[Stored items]
◆ ◆ ◆ ◆ ◆

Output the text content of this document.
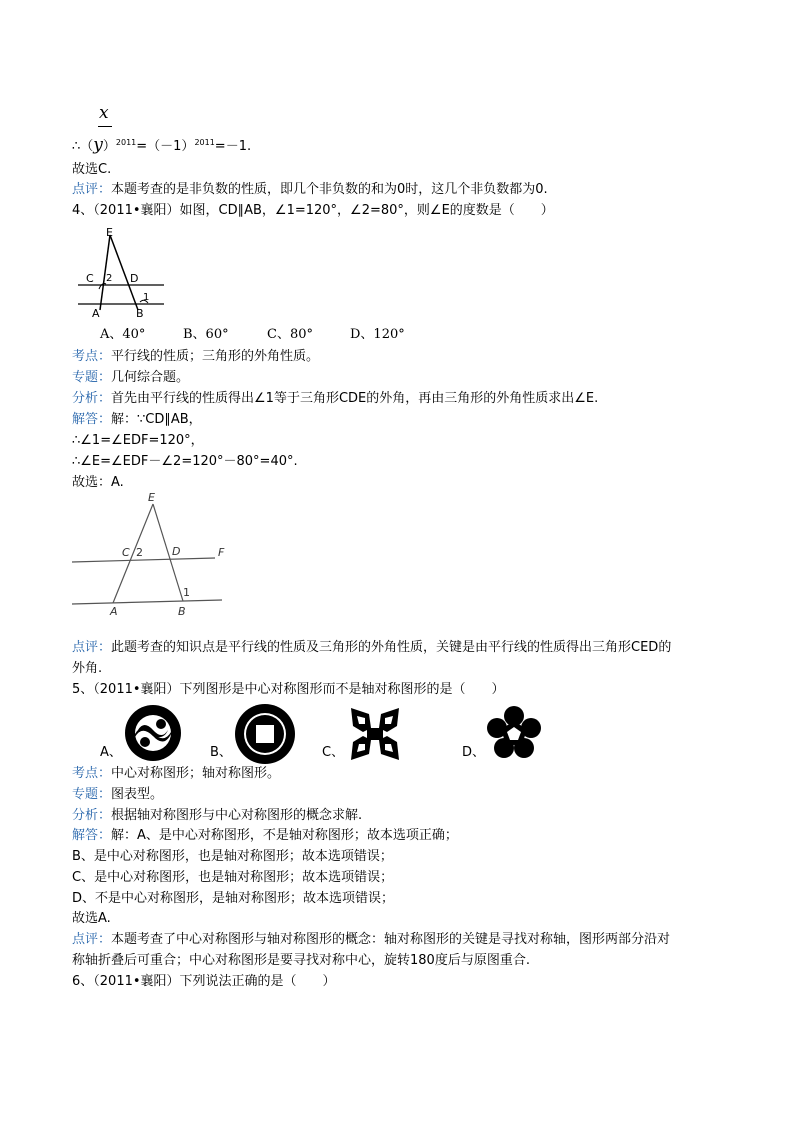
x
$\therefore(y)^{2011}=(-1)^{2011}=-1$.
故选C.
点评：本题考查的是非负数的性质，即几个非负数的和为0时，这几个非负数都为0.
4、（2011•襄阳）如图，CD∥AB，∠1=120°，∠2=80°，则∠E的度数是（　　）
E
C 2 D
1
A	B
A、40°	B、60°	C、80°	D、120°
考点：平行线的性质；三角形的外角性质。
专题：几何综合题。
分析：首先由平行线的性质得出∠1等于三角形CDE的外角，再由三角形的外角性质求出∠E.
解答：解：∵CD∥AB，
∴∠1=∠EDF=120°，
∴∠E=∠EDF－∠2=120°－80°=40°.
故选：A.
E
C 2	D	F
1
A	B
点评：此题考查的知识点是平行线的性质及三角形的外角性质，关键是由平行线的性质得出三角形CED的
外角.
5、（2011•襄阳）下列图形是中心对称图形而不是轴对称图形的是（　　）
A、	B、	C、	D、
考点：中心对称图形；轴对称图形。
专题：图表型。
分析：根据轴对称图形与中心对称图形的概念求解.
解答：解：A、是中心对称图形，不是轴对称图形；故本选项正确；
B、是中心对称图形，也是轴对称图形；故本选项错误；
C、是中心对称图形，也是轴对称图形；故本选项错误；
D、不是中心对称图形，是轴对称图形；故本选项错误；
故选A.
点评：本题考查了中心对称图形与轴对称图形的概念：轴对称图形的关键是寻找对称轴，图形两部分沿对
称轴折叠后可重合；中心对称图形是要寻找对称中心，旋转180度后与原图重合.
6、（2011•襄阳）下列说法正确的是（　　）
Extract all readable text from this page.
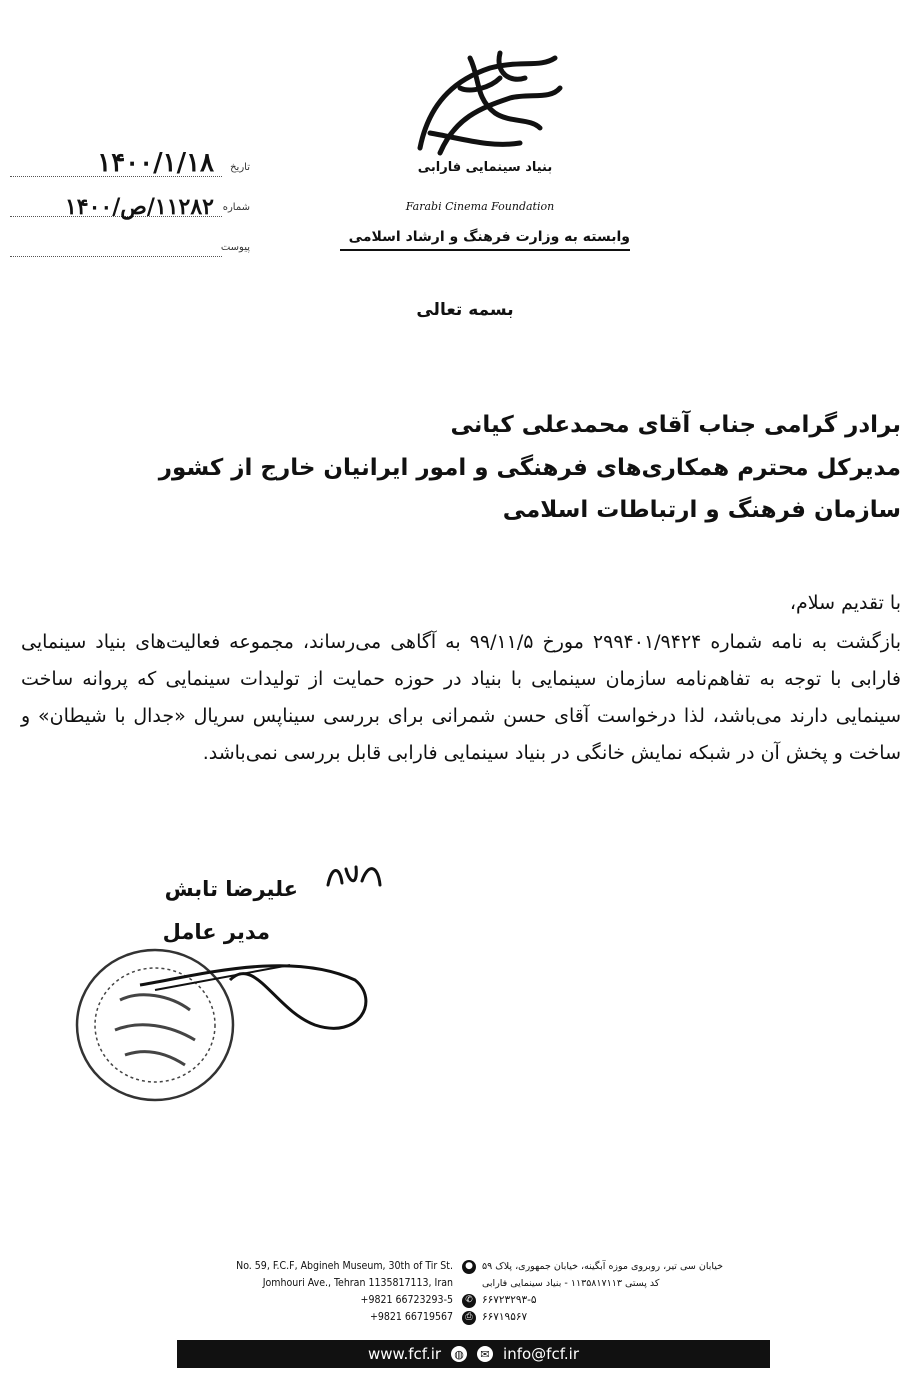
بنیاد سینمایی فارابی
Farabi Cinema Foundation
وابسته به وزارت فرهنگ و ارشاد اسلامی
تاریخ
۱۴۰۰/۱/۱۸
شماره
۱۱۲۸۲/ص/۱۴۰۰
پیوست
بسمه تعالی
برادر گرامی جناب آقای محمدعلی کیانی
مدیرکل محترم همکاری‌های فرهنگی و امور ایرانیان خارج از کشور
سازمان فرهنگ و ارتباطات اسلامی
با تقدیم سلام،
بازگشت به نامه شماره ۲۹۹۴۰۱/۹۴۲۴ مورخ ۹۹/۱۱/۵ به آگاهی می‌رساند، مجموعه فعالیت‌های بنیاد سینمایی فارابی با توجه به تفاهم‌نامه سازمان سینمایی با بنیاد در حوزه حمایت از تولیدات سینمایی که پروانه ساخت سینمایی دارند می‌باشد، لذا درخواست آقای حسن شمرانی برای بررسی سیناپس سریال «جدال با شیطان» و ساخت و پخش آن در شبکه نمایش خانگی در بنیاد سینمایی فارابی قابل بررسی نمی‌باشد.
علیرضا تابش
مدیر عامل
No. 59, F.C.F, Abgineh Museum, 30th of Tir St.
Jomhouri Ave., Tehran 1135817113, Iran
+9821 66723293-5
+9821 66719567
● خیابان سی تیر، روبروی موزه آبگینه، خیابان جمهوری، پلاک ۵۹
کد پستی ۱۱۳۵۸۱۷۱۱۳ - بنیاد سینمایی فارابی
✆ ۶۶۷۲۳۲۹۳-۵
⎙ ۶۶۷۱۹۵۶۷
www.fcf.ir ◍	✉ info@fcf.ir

◆ ◆ ◆ ◆ ◆

Exercise aim
Reproduce the full listing above verbatim, with no pictures included.

Complete response
Output the text content of this document.
x
$\therefore(y)^{2011}=(-1)^{2011}=-1$.
故选C.
点评：本题考查的是非负数的性质，即几个非负数的和为0时，这几个非负数都为0.
4、（2011•襄阳）如图，CD∥AB，∠1=120°，∠2=80°，则∠E的度数是（　　）
E
C 2 D
1
A	B
A、40°	B、60°	C、80°	D、120°
考点：平行线的性质；三角形的外角性质。
专题：几何综合题。
分析：首先由平行线的性质得出∠1等于三角形CDE的外角，再由三角形的外角性质求出∠E.
解答：解：∵CD∥AB，
∴∠1=∠EDF=120°，
∴∠E=∠EDF－∠2=120°－80°=40°.
故选：A.
E
C 2	D	F
1
A	B
点评：此题考查的知识点是平行线的性质及三角形的外角性质，关键是由平行线的性质得出三角形CED的
外角.
5、（2011•襄阳）下列图形是中心对称图形而不是轴对称图形的是（　　）
A、	B、	C、	D、
考点：中心对称图形；轴对称图形。
专题：图表型。
分析：根据轴对称图形与中心对称图形的概念求解.
解答：解：A、是中心对称图形，不是轴对称图形；故本选项正确；
B、是中心对称图形，也是轴对称图形；故本选项错误；
C、是中心对称图形，也是轴对称图形；故本选项错误；
D、不是中心对称图形，是轴对称图形；故本选项错误；
故选A.
点评：本题考查了中心对称图形与轴对称图形的概念：轴对称图形的关键是寻找对称轴，图形两部分沿对
称轴折叠后可重合；中心对称图形是要寻找对称中心，旋转180度后与原图重合.
6、（2011•襄阳）下列说法正确的是（　　）
Extract all readable text from this page.
بنیاد سینمایی فارابی
Farabi Cinema Foundation
وابسته به وزارت فرهنگ و ارشاد اسلامی
تاریخ
۱۴۰۰/۱/۱۸
شماره
۱۱۲۸۲/ص/۱۴۰۰
پیوست
بسمه تعالی
برادر گرامی جناب آقای محمدعلی کیانی
مدیرکل محترم همکاری‌های فرهنگی و امور ایرانیان خارج از کشور
سازمان فرهنگ و ارتباطات اسلامی
با تقدیم سلام،
بازگشت به نامه شماره ۲۹۹۴۰۱/۹۴۲۴ مورخ ۹۹/۱۱/۵ به آگاهی می‌رساند، مجموعه فعالیت‌های بنیاد سینمایی فارابی با توجه به تفاهم‌نامه سازمان سینمایی با بنیاد در حوزه حمایت از تولیدات سینمایی که پروانه ساخت سینمایی دارند می‌باشد، لذا درخواست آقای حسن شمرانی برای بررسی سیناپس سریال «جدال با شیطان» و ساخت و پخش آن در شبکه نمایش خانگی در بنیاد سینمایی فارابی قابل بررسی نمی‌باشد.
علیرضا تابش
مدیر عامل
No. 59, F.C.F, Abgineh Museum, 30th of Tir St.
Jomhouri Ave., Tehran 1135817113, Iran
+9821 66723293-5
+9821 66719567
● خیابان سی تیر، روبروی موزه آبگینه، خیابان جمهوری، پلاک ۵۹
کد پستی ۱۱۳۵۸۱۷۱۱۳ - بنیاد سینمایی فارابی
✆ ۶۶۷۲۳۲۹۳-۵
⎙ ۶۶۷۱۹۵۶۷
www.fcf.ir ◍	✉ info@fcf.ir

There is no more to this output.